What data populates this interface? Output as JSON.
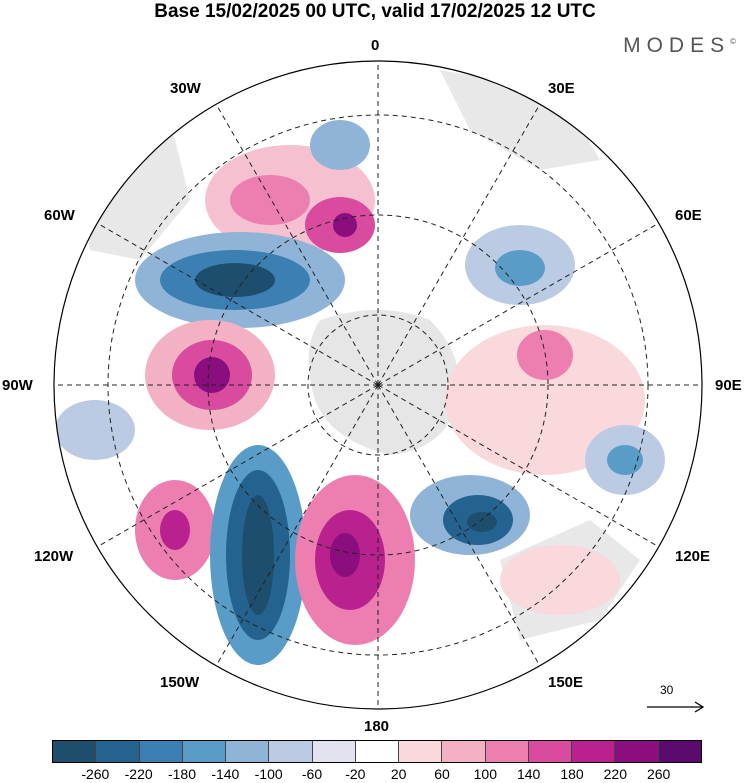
{
  "title": "Base 15/02/2025 00 UTC, valid 17/02/2025 12 UTC",
  "brand": "MODES",
  "brand_mark": "©",
  "longitude_labels": {
    "top": "0",
    "top_right": "30E",
    "right_upper": "60E",
    "right": "90E",
    "right_lower": "120E",
    "bottom_right": "150E",
    "bottom": "180",
    "bottom_left": "150W",
    "left_lower": "120W",
    "left": "90W",
    "left_upper": "60W",
    "top_left": "30W"
  },
  "reference_vector": {
    "label": "30"
  },
  "colorbar": {
    "colors": [
      "#1d4e6d",
      "#24628f",
      "#3b7fb3",
      "#5a9cc8",
      "#8fb4d8",
      "#bccbe4",
      "#e1e3f0",
      "#ffffff",
      "#f9d9dc",
      "#f3b2c4",
      "#ec7fb0",
      "#d94b9f",
      "#b8218e",
      "#8a0e7e",
      "#5c0a6e"
    ],
    "tick_labels": [
      "-260",
      "-220",
      "-180",
      "-140",
      "-100",
      "-60",
      "-20",
      "20",
      "60",
      "100",
      "140",
      "180",
      "220",
      "260"
    ]
  }
}
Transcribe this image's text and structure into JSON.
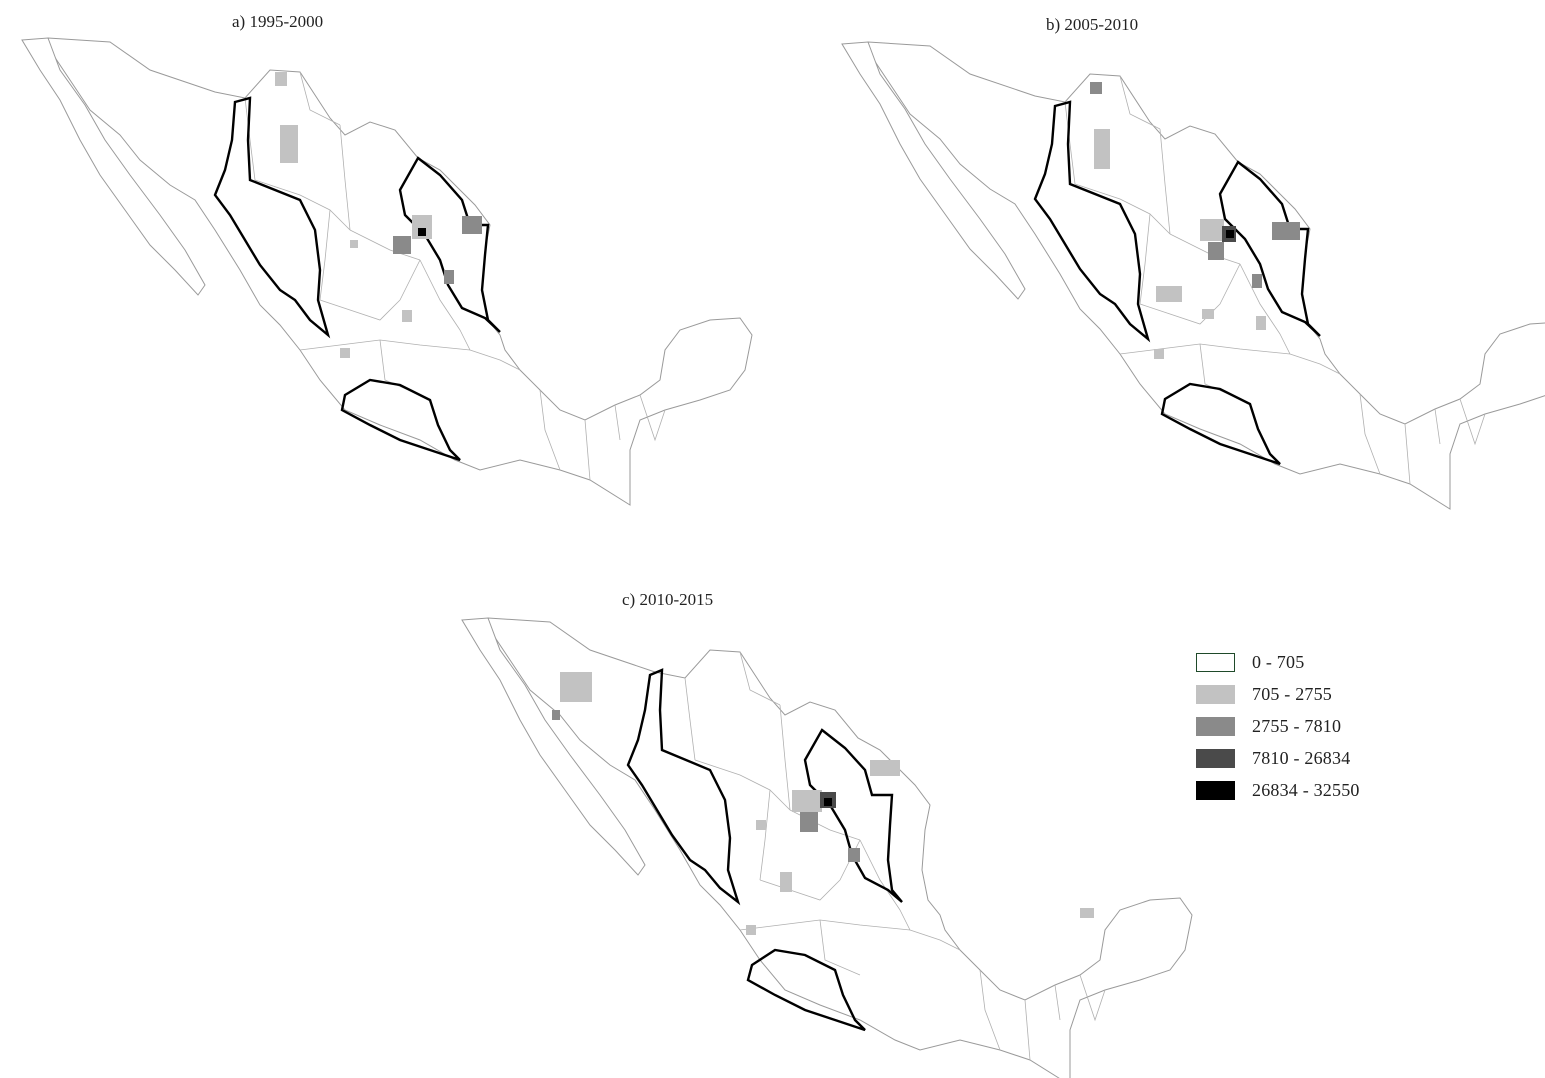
# # # #
Required task:
Each record must be quoted in full and exactly. Do not include the pictures.

Solution:
What data populates this interface? Output as JSON.
{
  "title": "Base 15/02/2025 00 UTC, valid 17/02/2025 12 UTC",
  "brand": "MODES",
  "brand_mark": "©",
  "longitude_labels": {
    "top": "0",
    "top_right": "30E",
    "right_upper": "60E",
    "right": "90E",
    "right_lower": "120E",
    "bottom_right": "150E",
    "bottom": "180",
    "bottom_left": "150W",
    "left_lower": "120W",
    "left": "90W",
    "left_upper": "60W",
    "top_left": "30W"
  },
  "reference_vector": {
    "label": "30"
  },
  "colorbar": {
    "colors": [
      "#1d4e6d",
      "#24628f",
      "#3b7fb3",
      "#5a9cc8",
      "#8fb4d8",
      "#bccbe4",
      "#e1e3f0",
      "#ffffff",
      "#f9d9dc",
      "#f3b2c4",
      "#ec7fb0",
      "#d94b9f",
      "#b8218e",
      "#8a0e7e",
      "#5c0a6e"
    ],
    "tick_labels": [
      "-260",
      "-220",
      "-180",
      "-140",
      "-100",
      "-60",
      "-20",
      "20",
      "60",
      "100",
      "140",
      "180",
      "220",
      "260"
    ]
  }
}
Transcribe this image's text and structure into JSON.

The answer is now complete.